---------- Extracted material ----------

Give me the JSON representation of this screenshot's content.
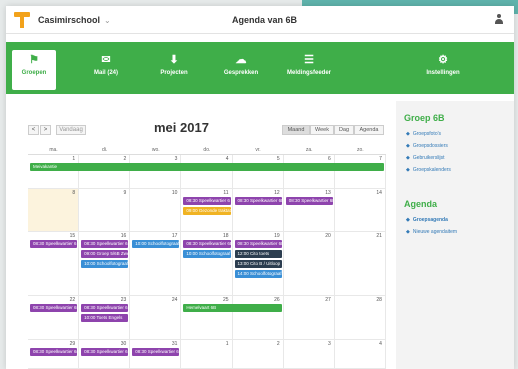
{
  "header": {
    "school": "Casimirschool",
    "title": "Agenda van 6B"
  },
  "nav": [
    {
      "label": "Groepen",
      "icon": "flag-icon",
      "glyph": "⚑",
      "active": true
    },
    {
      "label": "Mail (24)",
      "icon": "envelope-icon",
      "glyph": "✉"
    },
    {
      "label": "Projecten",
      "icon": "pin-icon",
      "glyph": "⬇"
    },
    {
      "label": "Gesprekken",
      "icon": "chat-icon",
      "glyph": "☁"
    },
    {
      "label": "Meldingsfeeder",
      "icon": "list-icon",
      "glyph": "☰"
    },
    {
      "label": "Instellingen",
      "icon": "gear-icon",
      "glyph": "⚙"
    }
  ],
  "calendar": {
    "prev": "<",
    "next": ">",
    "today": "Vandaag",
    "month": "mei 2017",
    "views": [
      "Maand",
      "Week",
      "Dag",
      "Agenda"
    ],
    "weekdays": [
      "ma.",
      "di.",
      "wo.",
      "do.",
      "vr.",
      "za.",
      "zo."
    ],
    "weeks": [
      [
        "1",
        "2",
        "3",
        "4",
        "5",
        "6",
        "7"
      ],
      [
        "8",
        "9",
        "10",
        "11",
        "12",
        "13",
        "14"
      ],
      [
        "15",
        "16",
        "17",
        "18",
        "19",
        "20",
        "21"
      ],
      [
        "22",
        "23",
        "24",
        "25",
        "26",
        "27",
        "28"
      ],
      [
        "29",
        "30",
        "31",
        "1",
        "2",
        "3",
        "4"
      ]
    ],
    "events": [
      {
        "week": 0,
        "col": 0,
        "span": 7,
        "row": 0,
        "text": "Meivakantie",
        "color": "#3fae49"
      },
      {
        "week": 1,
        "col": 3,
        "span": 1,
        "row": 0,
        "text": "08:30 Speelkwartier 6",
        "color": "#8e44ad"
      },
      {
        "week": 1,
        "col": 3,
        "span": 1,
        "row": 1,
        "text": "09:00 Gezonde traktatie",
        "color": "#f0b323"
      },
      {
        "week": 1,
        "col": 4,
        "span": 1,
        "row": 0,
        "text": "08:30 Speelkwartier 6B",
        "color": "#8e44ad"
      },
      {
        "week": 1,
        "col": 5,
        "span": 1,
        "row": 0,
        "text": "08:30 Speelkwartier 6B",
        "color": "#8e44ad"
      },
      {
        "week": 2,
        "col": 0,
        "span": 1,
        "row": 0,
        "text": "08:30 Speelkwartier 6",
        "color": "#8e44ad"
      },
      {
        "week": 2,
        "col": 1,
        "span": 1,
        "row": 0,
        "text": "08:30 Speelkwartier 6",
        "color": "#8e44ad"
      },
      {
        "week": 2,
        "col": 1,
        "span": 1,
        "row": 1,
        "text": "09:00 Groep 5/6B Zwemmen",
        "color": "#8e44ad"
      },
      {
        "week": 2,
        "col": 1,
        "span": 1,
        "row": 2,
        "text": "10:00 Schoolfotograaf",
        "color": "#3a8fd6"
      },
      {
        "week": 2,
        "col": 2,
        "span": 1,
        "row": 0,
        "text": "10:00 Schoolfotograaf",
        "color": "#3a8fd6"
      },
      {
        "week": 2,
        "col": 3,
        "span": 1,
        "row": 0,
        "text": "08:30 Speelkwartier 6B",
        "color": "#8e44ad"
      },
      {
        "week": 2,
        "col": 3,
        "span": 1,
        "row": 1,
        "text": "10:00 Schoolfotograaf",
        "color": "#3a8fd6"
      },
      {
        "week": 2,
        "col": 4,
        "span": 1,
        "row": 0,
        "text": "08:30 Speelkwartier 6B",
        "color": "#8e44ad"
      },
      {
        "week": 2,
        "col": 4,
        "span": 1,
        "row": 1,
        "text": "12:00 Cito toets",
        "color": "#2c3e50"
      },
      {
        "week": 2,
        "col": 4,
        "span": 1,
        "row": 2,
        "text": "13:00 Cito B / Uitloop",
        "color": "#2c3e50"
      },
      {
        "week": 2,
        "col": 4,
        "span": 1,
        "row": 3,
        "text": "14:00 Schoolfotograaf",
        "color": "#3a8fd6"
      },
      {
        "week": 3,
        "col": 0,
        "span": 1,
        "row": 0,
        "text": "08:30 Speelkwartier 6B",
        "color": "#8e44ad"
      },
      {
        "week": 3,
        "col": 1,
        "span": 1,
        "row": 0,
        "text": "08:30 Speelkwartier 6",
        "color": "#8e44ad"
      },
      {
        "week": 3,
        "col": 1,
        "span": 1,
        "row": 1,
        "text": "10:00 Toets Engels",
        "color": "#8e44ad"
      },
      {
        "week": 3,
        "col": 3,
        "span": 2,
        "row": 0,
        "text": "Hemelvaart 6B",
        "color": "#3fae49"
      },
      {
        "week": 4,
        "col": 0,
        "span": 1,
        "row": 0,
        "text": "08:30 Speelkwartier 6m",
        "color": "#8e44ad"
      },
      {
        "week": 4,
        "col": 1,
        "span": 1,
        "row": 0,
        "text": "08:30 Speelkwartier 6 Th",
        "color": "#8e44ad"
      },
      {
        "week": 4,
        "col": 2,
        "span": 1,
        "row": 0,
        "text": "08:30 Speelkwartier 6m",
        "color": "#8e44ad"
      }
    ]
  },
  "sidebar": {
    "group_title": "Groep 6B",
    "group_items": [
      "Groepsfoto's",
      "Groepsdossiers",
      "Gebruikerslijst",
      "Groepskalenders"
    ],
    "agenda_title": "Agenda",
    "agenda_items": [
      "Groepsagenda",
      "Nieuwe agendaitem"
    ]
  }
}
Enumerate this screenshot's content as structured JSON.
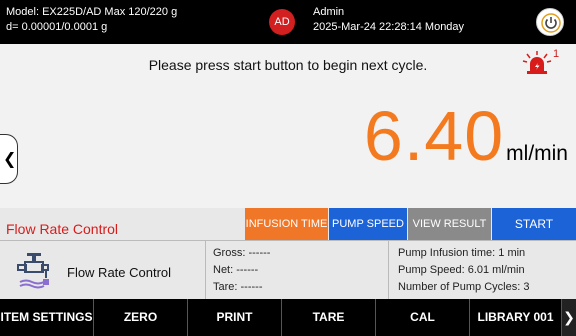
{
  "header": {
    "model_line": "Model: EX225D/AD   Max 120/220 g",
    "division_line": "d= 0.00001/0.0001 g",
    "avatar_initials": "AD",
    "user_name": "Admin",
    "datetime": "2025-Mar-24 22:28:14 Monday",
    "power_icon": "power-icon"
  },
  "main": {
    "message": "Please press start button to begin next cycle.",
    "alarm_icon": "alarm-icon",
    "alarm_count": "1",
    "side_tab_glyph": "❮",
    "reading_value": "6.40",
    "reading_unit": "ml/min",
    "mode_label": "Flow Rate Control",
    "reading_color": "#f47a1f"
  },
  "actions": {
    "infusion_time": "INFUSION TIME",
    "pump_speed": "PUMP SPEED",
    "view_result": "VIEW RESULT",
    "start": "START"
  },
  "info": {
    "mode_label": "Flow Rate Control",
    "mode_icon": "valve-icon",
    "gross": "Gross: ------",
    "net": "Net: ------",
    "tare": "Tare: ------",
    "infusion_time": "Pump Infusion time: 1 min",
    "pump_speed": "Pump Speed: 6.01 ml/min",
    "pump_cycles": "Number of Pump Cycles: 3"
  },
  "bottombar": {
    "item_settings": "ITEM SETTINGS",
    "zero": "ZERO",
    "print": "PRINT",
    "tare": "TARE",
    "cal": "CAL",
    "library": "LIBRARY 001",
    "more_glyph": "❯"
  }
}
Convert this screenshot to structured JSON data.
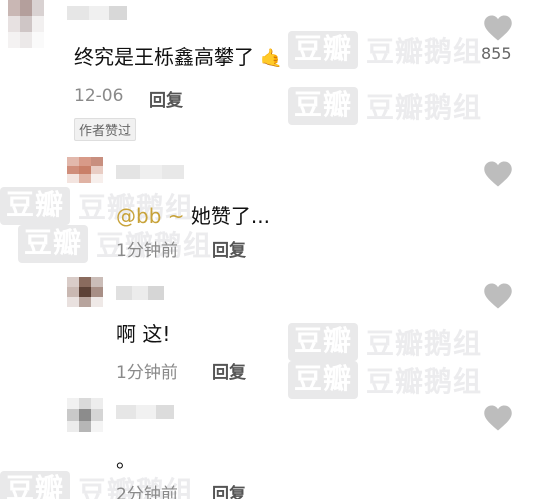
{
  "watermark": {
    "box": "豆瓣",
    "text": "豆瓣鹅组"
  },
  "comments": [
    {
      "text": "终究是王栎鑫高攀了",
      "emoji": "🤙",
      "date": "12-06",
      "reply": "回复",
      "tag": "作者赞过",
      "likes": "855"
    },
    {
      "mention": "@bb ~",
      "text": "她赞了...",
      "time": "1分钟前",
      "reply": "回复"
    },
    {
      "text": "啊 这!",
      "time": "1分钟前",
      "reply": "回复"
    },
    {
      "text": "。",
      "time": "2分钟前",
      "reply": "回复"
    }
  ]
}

----------

Show the lines where the word "this" appears in the entries.

* **Output of the exercise**:
Give me the JSON representation of this screenshot's content.
Enumerate this screenshot's content as structured JSON.
Convert this screenshot to structured JSON data.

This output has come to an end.